■ **YOUR TASK**
Note each line of the listing that contains the string "копии", and copy it.

>> START

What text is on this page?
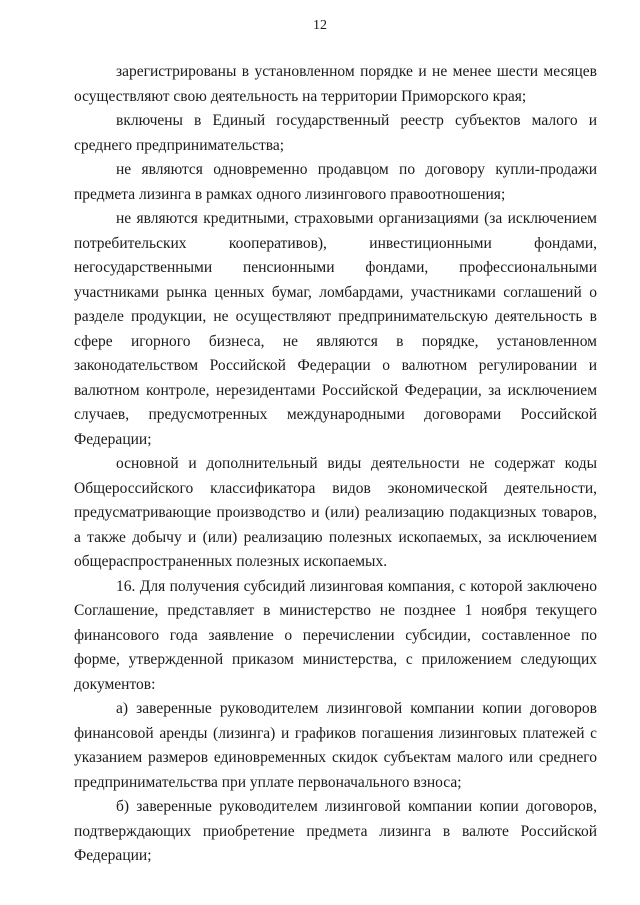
12

зарегистрированы в установленном порядке и не менее шести месяцев осуществляют свою деятельность на территории Приморского края;

включены в Единый государственный реестр субъектов малого и среднего предпринимательства;

не являются одновременно продавцом по договору купли-продажи предмета лизинга в рамках одного лизингового правоотношения;

не являются кредитными, страховыми организациями (за исключением потребительских кооперативов), инвестиционными фондами, негосударственными пенсионными фондами, профессиональными участниками рынка ценных бумаг, ломбардами, участниками соглашений о разделе продукции, не осуществляют предпринимательскую деятельность в сфере игорного бизнеса, не являются в порядке, установленном законодательством Российской Федерации о валютном регулировании и валютном контроле, нерезидентами Российской Федерации, за исключением случаев, предусмотренных международными договорами Российской Федерации;

основной и дополнительный виды деятельности не содержат коды Общероссийского классификатора видов экономической деятельности, предусматривающие производство и (или) реализацию подакцизных товаров, а также добычу и (или) реализацию полезных ископаемых, за исключением общераспространенных полезных ископаемых.

16. Для получения субсидий лизинговая компания, с которой заключено Соглашение, представляет в министерство не позднее 1 ноября текущего финансового года заявление о перечислении субсидии, составленное по форме, утвержденной приказом министерства, с приложением следующих документов:

а) заверенные руководителем лизинговой компании копии договоров финансовой аренды (лизинга) и графиков погашения лизинговых платежей с указанием размеров единовременных скидок субъектам малого или среднего предпринимательства при уплате первоначального взноса;

б) заверенные руководителем лизинговой компании копии договоров, подтверждающих приобретение предмета лизинга в валюте Российской Федерации;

>> END

■ **THE COMPLETED TASK**
а) заверенные руководителем лизинговой компании копии договоров финансовой аренды (лизинга) и графиков погашения лизинговых платежей с указанием размеров единовременных скидок субъектам малого или среднего предпринимательства при уплате первоначального взноса;
б) заверенные руководителем лизинговой компании копии договоров, подтверждающих приобретение предмета лизинга в валюте Российской Федерации;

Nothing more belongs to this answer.